WHAT IS BEING ASKED
Your task is to repeat the entries exactly. Leave the pictures out.

DATA ROWS
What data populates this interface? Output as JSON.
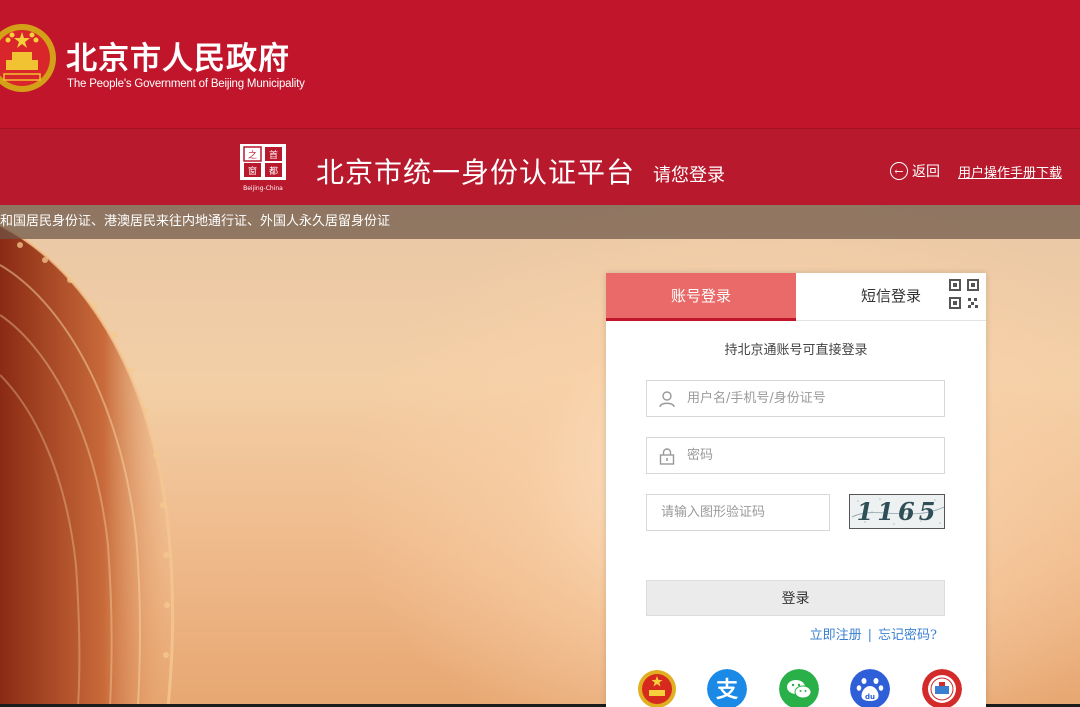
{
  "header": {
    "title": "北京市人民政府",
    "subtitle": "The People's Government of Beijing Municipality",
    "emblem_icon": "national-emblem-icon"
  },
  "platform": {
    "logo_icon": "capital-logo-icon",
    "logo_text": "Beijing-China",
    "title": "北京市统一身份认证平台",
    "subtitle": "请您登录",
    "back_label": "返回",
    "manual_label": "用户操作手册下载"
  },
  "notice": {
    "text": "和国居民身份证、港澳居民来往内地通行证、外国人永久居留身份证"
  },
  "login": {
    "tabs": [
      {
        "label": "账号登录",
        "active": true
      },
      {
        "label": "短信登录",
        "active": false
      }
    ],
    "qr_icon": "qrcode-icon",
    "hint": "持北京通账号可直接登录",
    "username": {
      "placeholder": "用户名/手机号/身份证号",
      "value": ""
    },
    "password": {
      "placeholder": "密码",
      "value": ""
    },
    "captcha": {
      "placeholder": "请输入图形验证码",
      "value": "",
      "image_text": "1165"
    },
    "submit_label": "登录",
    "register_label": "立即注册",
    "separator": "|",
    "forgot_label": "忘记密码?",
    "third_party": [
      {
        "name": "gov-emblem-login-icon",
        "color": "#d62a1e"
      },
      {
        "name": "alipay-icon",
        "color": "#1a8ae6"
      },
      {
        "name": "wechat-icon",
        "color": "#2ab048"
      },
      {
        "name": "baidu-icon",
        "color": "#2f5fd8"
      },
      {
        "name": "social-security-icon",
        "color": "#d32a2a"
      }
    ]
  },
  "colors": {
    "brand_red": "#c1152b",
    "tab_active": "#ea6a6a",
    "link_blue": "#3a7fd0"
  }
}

FINAL RESULT
What data populates this interface? Output as JSON.
{
  "header": {
    "title": "北京市人民政府",
    "subtitle": "The People's Government of Beijing Municipality",
    "emblem_icon": "national-emblem-icon"
  },
  "platform": {
    "logo_icon": "capital-logo-icon",
    "logo_text": "Beijing-China",
    "title": "北京市统一身份认证平台",
    "subtitle": "请您登录",
    "back_label": "返回",
    "manual_label": "用户操作手册下载"
  },
  "notice": {
    "text": "和国居民身份证、港澳居民来往内地通行证、外国人永久居留身份证"
  },
  "login": {
    "tabs": [
      {
        "label": "账号登录",
        "active": true
      },
      {
        "label": "短信登录",
        "active": false
      }
    ],
    "qr_icon": "qrcode-icon",
    "hint": "持北京通账号可直接登录",
    "username": {
      "placeholder": "用户名/手机号/身份证号",
      "value": ""
    },
    "password": {
      "placeholder": "密码",
      "value": ""
    },
    "captcha": {
      "placeholder": "请输入图形验证码",
      "value": "",
      "image_text": "1165"
    },
    "submit_label": "登录",
    "register_label": "立即注册",
    "separator": "|",
    "forgot_label": "忘记密码?",
    "third_party": [
      {
        "name": "gov-emblem-login-icon",
        "color": "#d62a1e"
      },
      {
        "name": "alipay-icon",
        "color": "#1a8ae6"
      },
      {
        "name": "wechat-icon",
        "color": "#2ab048"
      },
      {
        "name": "baidu-icon",
        "color": "#2f5fd8"
      },
      {
        "name": "social-security-icon",
        "color": "#d32a2a"
      }
    ]
  },
  "colors": {
    "brand_red": "#c1152b",
    "tab_active": "#ea6a6a",
    "link_blue": "#3a7fd0"
  }
}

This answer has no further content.